◆ The records ◆
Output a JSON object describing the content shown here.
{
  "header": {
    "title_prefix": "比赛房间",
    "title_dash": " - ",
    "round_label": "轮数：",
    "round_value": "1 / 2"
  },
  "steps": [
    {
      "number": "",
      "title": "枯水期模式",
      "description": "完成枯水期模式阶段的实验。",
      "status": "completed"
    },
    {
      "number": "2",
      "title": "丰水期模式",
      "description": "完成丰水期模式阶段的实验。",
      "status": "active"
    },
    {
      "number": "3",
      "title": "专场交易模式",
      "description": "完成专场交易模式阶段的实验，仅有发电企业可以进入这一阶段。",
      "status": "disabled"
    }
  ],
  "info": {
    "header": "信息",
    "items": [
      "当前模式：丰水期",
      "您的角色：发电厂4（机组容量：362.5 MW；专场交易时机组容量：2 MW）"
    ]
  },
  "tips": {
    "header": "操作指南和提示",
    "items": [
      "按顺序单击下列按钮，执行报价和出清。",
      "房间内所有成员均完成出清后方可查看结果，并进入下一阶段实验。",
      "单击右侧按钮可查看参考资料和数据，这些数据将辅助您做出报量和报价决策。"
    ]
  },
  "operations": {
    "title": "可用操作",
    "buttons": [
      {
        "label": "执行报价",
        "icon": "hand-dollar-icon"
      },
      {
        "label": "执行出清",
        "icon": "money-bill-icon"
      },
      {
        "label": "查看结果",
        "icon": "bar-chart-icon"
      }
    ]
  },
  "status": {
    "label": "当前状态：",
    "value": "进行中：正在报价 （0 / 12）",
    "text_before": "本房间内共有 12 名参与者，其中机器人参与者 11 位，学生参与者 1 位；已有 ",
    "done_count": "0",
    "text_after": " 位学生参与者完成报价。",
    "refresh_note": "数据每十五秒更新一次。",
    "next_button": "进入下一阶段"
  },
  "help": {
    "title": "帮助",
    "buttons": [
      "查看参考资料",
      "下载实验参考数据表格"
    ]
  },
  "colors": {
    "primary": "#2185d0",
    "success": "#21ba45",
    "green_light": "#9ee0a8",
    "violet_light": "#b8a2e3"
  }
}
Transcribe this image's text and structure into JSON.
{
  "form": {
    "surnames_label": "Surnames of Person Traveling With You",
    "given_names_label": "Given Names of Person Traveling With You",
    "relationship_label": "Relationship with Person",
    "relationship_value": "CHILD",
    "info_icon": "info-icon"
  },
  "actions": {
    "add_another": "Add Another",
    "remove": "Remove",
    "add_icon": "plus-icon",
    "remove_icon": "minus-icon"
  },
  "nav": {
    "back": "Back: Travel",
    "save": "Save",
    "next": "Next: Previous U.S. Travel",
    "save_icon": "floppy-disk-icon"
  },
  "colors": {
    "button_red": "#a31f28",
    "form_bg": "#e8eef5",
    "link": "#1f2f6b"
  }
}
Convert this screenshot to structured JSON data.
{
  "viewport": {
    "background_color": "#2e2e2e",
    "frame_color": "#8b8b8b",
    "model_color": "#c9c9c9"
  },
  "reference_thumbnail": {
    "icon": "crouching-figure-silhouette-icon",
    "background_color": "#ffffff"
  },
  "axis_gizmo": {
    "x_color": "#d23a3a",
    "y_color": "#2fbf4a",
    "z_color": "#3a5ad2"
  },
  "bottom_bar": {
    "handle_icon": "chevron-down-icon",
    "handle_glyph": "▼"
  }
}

◆ Short task ◆
Return what is listed above, exactly and completely.

◆ Task response ◆
Output a JSON object describing the content shown here.
{
  "header": {
    "title_prefix": "比赛房间",
    "title_dash": " - ",
    "round_label": "轮数：",
    "round_value": "1 / 2"
  },
  "steps": [
    {
      "number": "",
      "title": "枯水期模式",
      "description": "完成枯水期模式阶段的实验。",
      "status": "completed"
    },
    {
      "number": "2",
      "title": "丰水期模式",
      "description": "完成丰水期模式阶段的实验。",
      "status": "active"
    },
    {
      "number": "3",
      "title": "专场交易模式",
      "description": "完成专场交易模式阶段的实验，仅有发电企业可以进入这一阶段。",
      "status": "disabled"
    }
  ],
  "info": {
    "header": "信息",
    "items": [
      "当前模式：丰水期",
      "您的角色：发电厂4（机组容量：362.5 MW；专场交易时机组容量：2 MW）"
    ]
  },
  "tips": {
    "header": "操作指南和提示",
    "items": [
      "按顺序单击下列按钮，执行报价和出清。",
      "房间内所有成员均完成出清后方可查看结果，并进入下一阶段实验。",
      "单击右侧按钮可查看参考资料和数据，这些数据将辅助您做出报量和报价决策。"
    ]
  },
  "operations": {
    "title": "可用操作",
    "buttons": [
      {
        "label": "执行报价",
        "icon": "hand-dollar-icon"
      },
      {
        "label": "执行出清",
        "icon": "money-bill-icon"
      },
      {
        "label": "查看结果",
        "icon": "bar-chart-icon"
      }
    ]
  },
  "status": {
    "label": "当前状态：",
    "value": "进行中：正在报价 （0 / 12）",
    "text_before": "本房间内共有 12 名参与者，其中机器人参与者 11 位，学生参与者 1 位；已有 ",
    "done_count": "0",
    "text_after": " 位学生参与者完成报价。",
    "refresh_note": "数据每十五秒更新一次。",
    "next_button": "进入下一阶段"
  },
  "help": {
    "title": "帮助",
    "buttons": [
      "查看参考资料",
      "下载实验参考数据表格"
    ]
  },
  "colors": {
    "primary": "#2185d0",
    "success": "#21ba45",
    "green_light": "#9ee0a8",
    "violet_light": "#b8a2e3"
  }
}
Transcribe this image's text and structure into JSON.
{
  "form": {
    "surnames_label": "Surnames of Person Traveling With You",
    "given_names_label": "Given Names of Person Traveling With You",
    "relationship_label": "Relationship with Person",
    "relationship_value": "CHILD",
    "info_icon": "info-icon"
  },
  "actions": {
    "add_another": "Add Another",
    "remove": "Remove",
    "add_icon": "plus-icon",
    "remove_icon": "minus-icon"
  },
  "nav": {
    "back": "Back: Travel",
    "save": "Save",
    "next": "Next: Previous U.S. Travel",
    "save_icon": "floppy-disk-icon"
  },
  "colors": {
    "button_red": "#a31f28",
    "form_bg": "#e8eef5",
    "link": "#1f2f6b"
  }
}
Convert this screenshot to structured JSON data.
{
  "viewport": {
    "background_color": "#2e2e2e",
    "frame_color": "#8b8b8b",
    "model_color": "#c9c9c9"
  },
  "reference_thumbnail": {
    "icon": "crouching-figure-silhouette-icon",
    "background_color": "#ffffff"
  },
  "axis_gizmo": {
    "x_color": "#d23a3a",
    "y_color": "#2fbf4a",
    "z_color": "#3a5ad2"
  },
  "bottom_bar": {
    "handle_icon": "chevron-down-icon",
    "handle_glyph": "▼"
  }
}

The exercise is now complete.